TASK DETAILS
Any picture among the records should be left out, please; retype the rest exactly.

........

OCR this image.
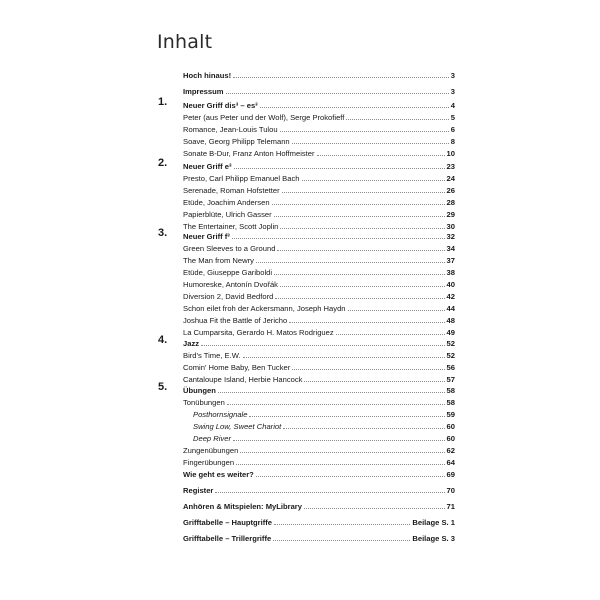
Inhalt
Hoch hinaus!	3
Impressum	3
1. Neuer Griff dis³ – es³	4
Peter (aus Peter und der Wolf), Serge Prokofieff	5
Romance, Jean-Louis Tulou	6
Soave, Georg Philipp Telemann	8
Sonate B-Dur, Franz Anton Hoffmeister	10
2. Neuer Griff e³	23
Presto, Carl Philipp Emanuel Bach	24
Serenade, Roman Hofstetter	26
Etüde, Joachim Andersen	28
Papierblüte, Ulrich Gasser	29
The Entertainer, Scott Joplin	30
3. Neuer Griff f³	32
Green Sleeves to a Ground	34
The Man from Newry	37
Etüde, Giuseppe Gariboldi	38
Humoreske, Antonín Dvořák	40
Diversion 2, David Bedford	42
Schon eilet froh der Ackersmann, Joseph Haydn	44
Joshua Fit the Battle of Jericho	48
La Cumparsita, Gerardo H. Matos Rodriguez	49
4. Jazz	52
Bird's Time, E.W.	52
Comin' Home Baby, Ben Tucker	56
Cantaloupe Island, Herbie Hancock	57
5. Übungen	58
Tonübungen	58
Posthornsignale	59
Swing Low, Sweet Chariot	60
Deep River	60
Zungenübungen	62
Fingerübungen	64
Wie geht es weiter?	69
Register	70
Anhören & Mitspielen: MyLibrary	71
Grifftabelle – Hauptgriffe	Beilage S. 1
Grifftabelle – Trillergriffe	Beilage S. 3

........

SOLUTION FOR THIS PROBLEM
OCR this image.
Inhalt
Hoch hinaus!	3
Impressum	3
1. Neuer Griff dis³ – es³	4
Peter (aus Peter und der Wolf), Serge Prokofieff	5
Romance, Jean-Louis Tulou	6
Soave, Georg Philipp Telemann	8
Sonate B-Dur, Franz Anton Hoffmeister	10
2. Neuer Griff e³	23
Presto, Carl Philipp Emanuel Bach	24
Serenade, Roman Hofstetter	26
Etüde, Joachim Andersen	28
Papierblüte, Ulrich Gasser	29
The Entertainer, Scott Joplin	30
3. Neuer Griff f³	32
Green Sleeves to a Ground	34
The Man from Newry	37
Etüde, Giuseppe Gariboldi	38
Humoreske, Antonín Dvořák	40
Diversion 2, David Bedford	42
Schon eilet froh der Ackersmann, Joseph Haydn	44
Joshua Fit the Battle of Jericho	48
La Cumparsita, Gerardo H. Matos Rodriguez	49
4. Jazz	52
Bird's Time, E.W.	52
Comin' Home Baby, Ben Tucker	56
Cantaloupe Island, Herbie Hancock	57
5. Übungen	58
Tonübungen	58
Posthornsignale	59
Swing Low, Sweet Chariot	60
Deep River	60
Zungenübungen	62
Fingerübungen	64
Wie geht es weiter?	69
Register	70
Anhören & Mitspielen: MyLibrary	71
Grifftabelle – Hauptgriffe	Beilage S. 1
Grifftabelle – Trillergriffe	Beilage S. 3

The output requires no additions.